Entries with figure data
....................

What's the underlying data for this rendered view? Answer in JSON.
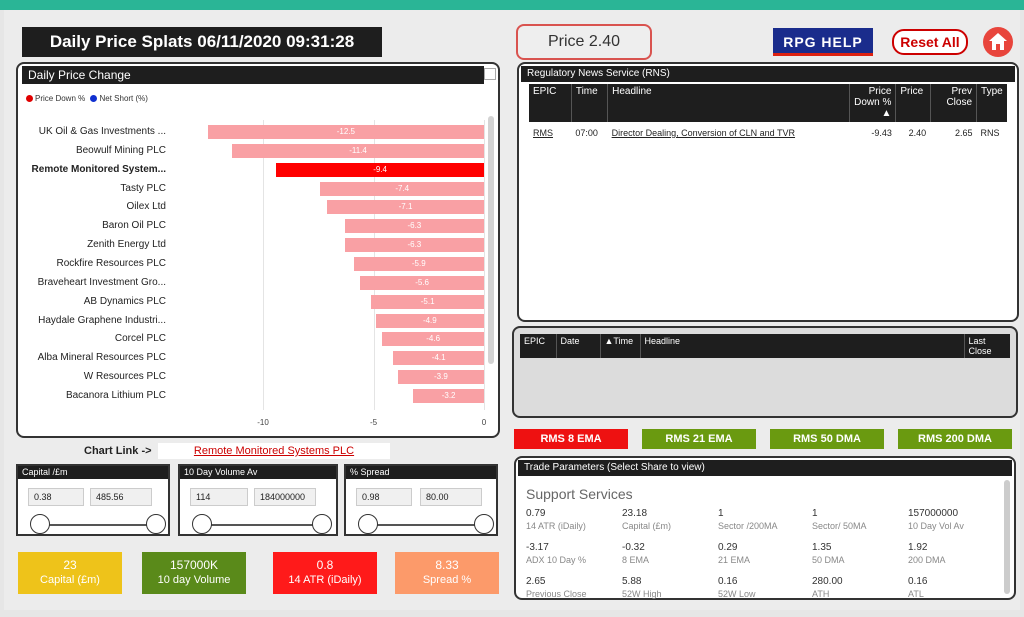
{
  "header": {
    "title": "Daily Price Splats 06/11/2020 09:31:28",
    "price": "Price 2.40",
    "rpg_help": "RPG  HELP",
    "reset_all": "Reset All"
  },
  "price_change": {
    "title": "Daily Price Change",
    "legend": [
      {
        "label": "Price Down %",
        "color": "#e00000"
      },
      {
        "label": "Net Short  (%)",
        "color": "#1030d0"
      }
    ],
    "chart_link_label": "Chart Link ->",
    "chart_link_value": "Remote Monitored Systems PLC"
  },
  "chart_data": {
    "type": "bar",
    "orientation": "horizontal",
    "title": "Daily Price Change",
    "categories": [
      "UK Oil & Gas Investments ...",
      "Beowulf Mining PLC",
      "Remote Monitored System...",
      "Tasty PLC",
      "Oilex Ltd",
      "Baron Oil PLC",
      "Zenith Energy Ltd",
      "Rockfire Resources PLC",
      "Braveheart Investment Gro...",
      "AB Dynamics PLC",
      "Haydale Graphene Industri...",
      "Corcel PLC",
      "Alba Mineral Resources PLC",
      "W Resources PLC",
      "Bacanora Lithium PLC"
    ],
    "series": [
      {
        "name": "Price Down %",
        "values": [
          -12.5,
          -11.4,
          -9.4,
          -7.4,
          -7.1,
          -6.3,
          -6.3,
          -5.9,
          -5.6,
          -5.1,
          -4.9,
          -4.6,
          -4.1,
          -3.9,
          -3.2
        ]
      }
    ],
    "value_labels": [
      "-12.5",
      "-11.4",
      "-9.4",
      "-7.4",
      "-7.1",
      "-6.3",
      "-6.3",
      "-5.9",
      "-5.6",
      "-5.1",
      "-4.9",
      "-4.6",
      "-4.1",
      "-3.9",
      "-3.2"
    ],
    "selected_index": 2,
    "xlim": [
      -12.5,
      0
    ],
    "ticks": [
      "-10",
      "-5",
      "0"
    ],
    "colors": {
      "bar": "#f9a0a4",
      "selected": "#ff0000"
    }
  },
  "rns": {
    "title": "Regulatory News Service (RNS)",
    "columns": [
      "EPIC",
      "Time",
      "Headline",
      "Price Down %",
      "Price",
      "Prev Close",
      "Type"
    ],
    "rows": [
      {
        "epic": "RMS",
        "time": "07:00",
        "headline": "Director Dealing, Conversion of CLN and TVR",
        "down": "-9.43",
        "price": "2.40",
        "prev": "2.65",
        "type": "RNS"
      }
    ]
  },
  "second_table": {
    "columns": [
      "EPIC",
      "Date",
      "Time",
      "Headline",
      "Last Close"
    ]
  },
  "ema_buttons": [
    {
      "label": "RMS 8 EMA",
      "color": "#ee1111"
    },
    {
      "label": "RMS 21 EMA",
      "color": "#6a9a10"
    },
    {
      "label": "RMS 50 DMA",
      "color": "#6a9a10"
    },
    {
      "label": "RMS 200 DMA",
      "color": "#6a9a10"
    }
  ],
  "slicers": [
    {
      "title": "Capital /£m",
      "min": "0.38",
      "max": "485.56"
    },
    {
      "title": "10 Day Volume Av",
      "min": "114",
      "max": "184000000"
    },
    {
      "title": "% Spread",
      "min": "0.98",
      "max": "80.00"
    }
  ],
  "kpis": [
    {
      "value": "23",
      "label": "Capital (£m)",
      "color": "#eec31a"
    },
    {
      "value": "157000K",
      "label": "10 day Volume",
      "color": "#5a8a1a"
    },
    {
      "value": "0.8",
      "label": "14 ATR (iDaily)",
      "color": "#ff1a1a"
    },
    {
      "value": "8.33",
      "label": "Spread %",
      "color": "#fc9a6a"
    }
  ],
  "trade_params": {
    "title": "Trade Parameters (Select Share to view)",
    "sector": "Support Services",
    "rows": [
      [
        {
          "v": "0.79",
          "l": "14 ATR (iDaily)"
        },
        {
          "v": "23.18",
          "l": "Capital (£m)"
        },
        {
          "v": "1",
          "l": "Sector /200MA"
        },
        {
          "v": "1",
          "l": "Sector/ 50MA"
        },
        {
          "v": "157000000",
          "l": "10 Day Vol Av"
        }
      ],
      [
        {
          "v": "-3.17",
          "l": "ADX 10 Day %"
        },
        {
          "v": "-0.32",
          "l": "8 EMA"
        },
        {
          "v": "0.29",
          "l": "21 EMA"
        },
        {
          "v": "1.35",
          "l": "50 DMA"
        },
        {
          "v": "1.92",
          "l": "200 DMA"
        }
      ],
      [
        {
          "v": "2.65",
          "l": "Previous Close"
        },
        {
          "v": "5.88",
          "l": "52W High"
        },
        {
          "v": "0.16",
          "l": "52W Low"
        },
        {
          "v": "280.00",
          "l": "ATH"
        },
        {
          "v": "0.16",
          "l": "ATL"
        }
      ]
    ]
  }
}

....................

Requirement
Using the records above, retype everything exactly except the pictures.

Task answer
What's the underlying data for this rendered view? Answer in JSON.
{
  "header": {
    "title": "Daily Price Splats 06/11/2020 09:31:28",
    "price": "Price 2.40",
    "rpg_help": "RPG  HELP",
    "reset_all": "Reset All"
  },
  "price_change": {
    "title": "Daily Price Change",
    "legend": [
      {
        "label": "Price Down %",
        "color": "#e00000"
      },
      {
        "label": "Net Short  (%)",
        "color": "#1030d0"
      }
    ],
    "chart_link_label": "Chart Link ->",
    "chart_link_value": "Remote Monitored Systems PLC"
  },
  "chart_data": {
    "type": "bar",
    "orientation": "horizontal",
    "title": "Daily Price Change",
    "categories": [
      "UK Oil & Gas Investments ...",
      "Beowulf Mining PLC",
      "Remote Monitored System...",
      "Tasty PLC",
      "Oilex Ltd",
      "Baron Oil PLC",
      "Zenith Energy Ltd",
      "Rockfire Resources PLC",
      "Braveheart Investment Gro...",
      "AB Dynamics PLC",
      "Haydale Graphene Industri...",
      "Corcel PLC",
      "Alba Mineral Resources PLC",
      "W Resources PLC",
      "Bacanora Lithium PLC"
    ],
    "series": [
      {
        "name": "Price Down %",
        "values": [
          -12.5,
          -11.4,
          -9.4,
          -7.4,
          -7.1,
          -6.3,
          -6.3,
          -5.9,
          -5.6,
          -5.1,
          -4.9,
          -4.6,
          -4.1,
          -3.9,
          -3.2
        ]
      }
    ],
    "value_labels": [
      "-12.5",
      "-11.4",
      "-9.4",
      "-7.4",
      "-7.1",
      "-6.3",
      "-6.3",
      "-5.9",
      "-5.6",
      "-5.1",
      "-4.9",
      "-4.6",
      "-4.1",
      "-3.9",
      "-3.2"
    ],
    "selected_index": 2,
    "xlim": [
      -12.5,
      0
    ],
    "ticks": [
      "-10",
      "-5",
      "0"
    ],
    "colors": {
      "bar": "#f9a0a4",
      "selected": "#ff0000"
    }
  },
  "rns": {
    "title": "Regulatory News Service (RNS)",
    "columns": [
      "EPIC",
      "Time",
      "Headline",
      "Price Down %",
      "Price",
      "Prev Close",
      "Type"
    ],
    "rows": [
      {
        "epic": "RMS",
        "time": "07:00",
        "headline": "Director Dealing, Conversion of CLN and TVR",
        "down": "-9.43",
        "price": "2.40",
        "prev": "2.65",
        "type": "RNS"
      }
    ]
  },
  "second_table": {
    "columns": [
      "EPIC",
      "Date",
      "Time",
      "Headline",
      "Last Close"
    ]
  },
  "ema_buttons": [
    {
      "label": "RMS 8 EMA",
      "color": "#ee1111"
    },
    {
      "label": "RMS 21 EMA",
      "color": "#6a9a10"
    },
    {
      "label": "RMS 50 DMA",
      "color": "#6a9a10"
    },
    {
      "label": "RMS 200 DMA",
      "color": "#6a9a10"
    }
  ],
  "slicers": [
    {
      "title": "Capital /£m",
      "min": "0.38",
      "max": "485.56"
    },
    {
      "title": "10 Day Volume Av",
      "min": "114",
      "max": "184000000"
    },
    {
      "title": "% Spread",
      "min": "0.98",
      "max": "80.00"
    }
  ],
  "kpis": [
    {
      "value": "23",
      "label": "Capital (£m)",
      "color": "#eec31a"
    },
    {
      "value": "157000K",
      "label": "10 day Volume",
      "color": "#5a8a1a"
    },
    {
      "value": "0.8",
      "label": "14 ATR (iDaily)",
      "color": "#ff1a1a"
    },
    {
      "value": "8.33",
      "label": "Spread %",
      "color": "#fc9a6a"
    }
  ],
  "trade_params": {
    "title": "Trade Parameters (Select Share to view)",
    "sector": "Support Services",
    "rows": [
      [
        {
          "v": "0.79",
          "l": "14 ATR (iDaily)"
        },
        {
          "v": "23.18",
          "l": "Capital (£m)"
        },
        {
          "v": "1",
          "l": "Sector /200MA"
        },
        {
          "v": "1",
          "l": "Sector/ 50MA"
        },
        {
          "v": "157000000",
          "l": "10 Day Vol Av"
        }
      ],
      [
        {
          "v": "-3.17",
          "l": "ADX 10 Day %"
        },
        {
          "v": "-0.32",
          "l": "8 EMA"
        },
        {
          "v": "0.29",
          "l": "21 EMA"
        },
        {
          "v": "1.35",
          "l": "50 DMA"
        },
        {
          "v": "1.92",
          "l": "200 DMA"
        }
      ],
      [
        {
          "v": "2.65",
          "l": "Previous Close"
        },
        {
          "v": "5.88",
          "l": "52W High"
        },
        {
          "v": "0.16",
          "l": "52W Low"
        },
        {
          "v": "280.00",
          "l": "ATH"
        },
        {
          "v": "0.16",
          "l": "ATL"
        }
      ]
    ]
  }
}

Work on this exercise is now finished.